(Excerpts from a figure dataset)
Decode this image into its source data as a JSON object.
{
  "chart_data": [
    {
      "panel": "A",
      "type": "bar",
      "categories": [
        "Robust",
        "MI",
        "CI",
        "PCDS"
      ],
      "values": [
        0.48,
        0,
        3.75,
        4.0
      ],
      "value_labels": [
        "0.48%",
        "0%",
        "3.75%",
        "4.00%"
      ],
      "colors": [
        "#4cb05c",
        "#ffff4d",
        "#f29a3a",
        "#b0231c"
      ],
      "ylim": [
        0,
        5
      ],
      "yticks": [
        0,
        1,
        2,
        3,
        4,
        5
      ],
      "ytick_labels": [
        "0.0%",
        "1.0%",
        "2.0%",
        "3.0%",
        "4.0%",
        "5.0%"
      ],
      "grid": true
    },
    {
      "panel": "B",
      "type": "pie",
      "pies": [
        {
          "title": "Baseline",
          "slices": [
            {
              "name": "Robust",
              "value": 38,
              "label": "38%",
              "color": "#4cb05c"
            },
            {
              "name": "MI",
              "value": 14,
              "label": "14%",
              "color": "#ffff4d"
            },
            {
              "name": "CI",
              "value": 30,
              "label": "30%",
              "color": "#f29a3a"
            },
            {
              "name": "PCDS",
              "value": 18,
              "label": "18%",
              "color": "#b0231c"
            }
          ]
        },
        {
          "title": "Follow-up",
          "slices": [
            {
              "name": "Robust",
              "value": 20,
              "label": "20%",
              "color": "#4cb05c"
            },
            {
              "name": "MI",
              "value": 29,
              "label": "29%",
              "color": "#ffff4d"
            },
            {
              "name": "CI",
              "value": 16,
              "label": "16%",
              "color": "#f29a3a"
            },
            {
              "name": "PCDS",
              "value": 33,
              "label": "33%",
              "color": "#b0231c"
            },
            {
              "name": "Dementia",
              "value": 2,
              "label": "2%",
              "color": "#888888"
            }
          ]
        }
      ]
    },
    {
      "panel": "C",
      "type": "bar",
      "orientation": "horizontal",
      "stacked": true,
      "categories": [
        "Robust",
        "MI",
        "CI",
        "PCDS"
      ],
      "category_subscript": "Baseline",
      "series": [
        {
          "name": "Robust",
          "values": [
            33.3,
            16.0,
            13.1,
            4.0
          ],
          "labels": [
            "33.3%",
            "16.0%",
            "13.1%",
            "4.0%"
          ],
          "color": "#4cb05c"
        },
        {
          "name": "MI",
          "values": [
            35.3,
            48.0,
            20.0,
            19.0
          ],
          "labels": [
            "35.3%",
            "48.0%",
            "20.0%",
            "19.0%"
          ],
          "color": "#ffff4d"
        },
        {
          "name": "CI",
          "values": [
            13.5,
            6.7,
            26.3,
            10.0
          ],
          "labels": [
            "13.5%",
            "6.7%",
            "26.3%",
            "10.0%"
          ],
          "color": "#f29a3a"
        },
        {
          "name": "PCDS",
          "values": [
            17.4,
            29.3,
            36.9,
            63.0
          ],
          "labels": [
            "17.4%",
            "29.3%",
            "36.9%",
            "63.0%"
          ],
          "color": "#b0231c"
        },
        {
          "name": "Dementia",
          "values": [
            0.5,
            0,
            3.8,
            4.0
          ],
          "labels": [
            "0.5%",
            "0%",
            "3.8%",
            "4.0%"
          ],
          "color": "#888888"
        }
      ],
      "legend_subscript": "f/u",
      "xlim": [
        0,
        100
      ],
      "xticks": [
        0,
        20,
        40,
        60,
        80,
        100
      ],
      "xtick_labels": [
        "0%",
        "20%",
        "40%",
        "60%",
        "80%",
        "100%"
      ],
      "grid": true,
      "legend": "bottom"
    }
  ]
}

• Task brief: Copy out all of the lines above exactly.

• Answer:
Decode this image into its source data as a JSON object.
{
  "chart_data": [
    {
      "panel": "A",
      "type": "bar",
      "categories": [
        "Robust",
        "MI",
        "CI",
        "PCDS"
      ],
      "values": [
        0.48,
        0,
        3.75,
        4.0
      ],
      "value_labels": [
        "0.48%",
        "0%",
        "3.75%",
        "4.00%"
      ],
      "colors": [
        "#4cb05c",
        "#ffff4d",
        "#f29a3a",
        "#b0231c"
      ],
      "ylim": [
        0,
        5
      ],
      "yticks": [
        0,
        1,
        2,
        3,
        4,
        5
      ],
      "ytick_labels": [
        "0.0%",
        "1.0%",
        "2.0%",
        "3.0%",
        "4.0%",
        "5.0%"
      ],
      "grid": true
    },
    {
      "panel": "B",
      "type": "pie",
      "pies": [
        {
          "title": "Baseline",
          "slices": [
            {
              "name": "Robust",
              "value": 38,
              "label": "38%",
              "color": "#4cb05c"
            },
            {
              "name": "MI",
              "value": 14,
              "label": "14%",
              "color": "#ffff4d"
            },
            {
              "name": "CI",
              "value": 30,
              "label": "30%",
              "color": "#f29a3a"
            },
            {
              "name": "PCDS",
              "value": 18,
              "label": "18%",
              "color": "#b0231c"
            }
          ]
        },
        {
          "title": "Follow-up",
          "slices": [
            {
              "name": "Robust",
              "value": 20,
              "label": "20%",
              "color": "#4cb05c"
            },
            {
              "name": "MI",
              "value": 29,
              "label": "29%",
              "color": "#ffff4d"
            },
            {
              "name": "CI",
              "value": 16,
              "label": "16%",
              "color": "#f29a3a"
            },
            {
              "name": "PCDS",
              "value": 33,
              "label": "33%",
              "color": "#b0231c"
            },
            {
              "name": "Dementia",
              "value": 2,
              "label": "2%",
              "color": "#888888"
            }
          ]
        }
      ]
    },
    {
      "panel": "C",
      "type": "bar",
      "orientation": "horizontal",
      "stacked": true,
      "categories": [
        "Robust",
        "MI",
        "CI",
        "PCDS"
      ],
      "category_subscript": "Baseline",
      "series": [
        {
          "name": "Robust",
          "values": [
            33.3,
            16.0,
            13.1,
            4.0
          ],
          "labels": [
            "33.3%",
            "16.0%",
            "13.1%",
            "4.0%"
          ],
          "color": "#4cb05c"
        },
        {
          "name": "MI",
          "values": [
            35.3,
            48.0,
            20.0,
            19.0
          ],
          "labels": [
            "35.3%",
            "48.0%",
            "20.0%",
            "19.0%"
          ],
          "color": "#ffff4d"
        },
        {
          "name": "CI",
          "values": [
            13.5,
            6.7,
            26.3,
            10.0
          ],
          "labels": [
            "13.5%",
            "6.7%",
            "26.3%",
            "10.0%"
          ],
          "color": "#f29a3a"
        },
        {
          "name": "PCDS",
          "values": [
            17.4,
            29.3,
            36.9,
            63.0
          ],
          "labels": [
            "17.4%",
            "29.3%",
            "36.9%",
            "63.0%"
          ],
          "color": "#b0231c"
        },
        {
          "name": "Dementia",
          "values": [
            0.5,
            0,
            3.8,
            4.0
          ],
          "labels": [
            "0.5%",
            "0%",
            "3.8%",
            "4.0%"
          ],
          "color": "#888888"
        }
      ],
      "legend_subscript": "f/u",
      "xlim": [
        0,
        100
      ],
      "xticks": [
        0,
        20,
        40,
        60,
        80,
        100
      ],
      "xtick_labels": [
        "0%",
        "20%",
        "40%",
        "60%",
        "80%",
        "100%"
      ],
      "grid": true,
      "legend": "bottom"
    }
  ]
}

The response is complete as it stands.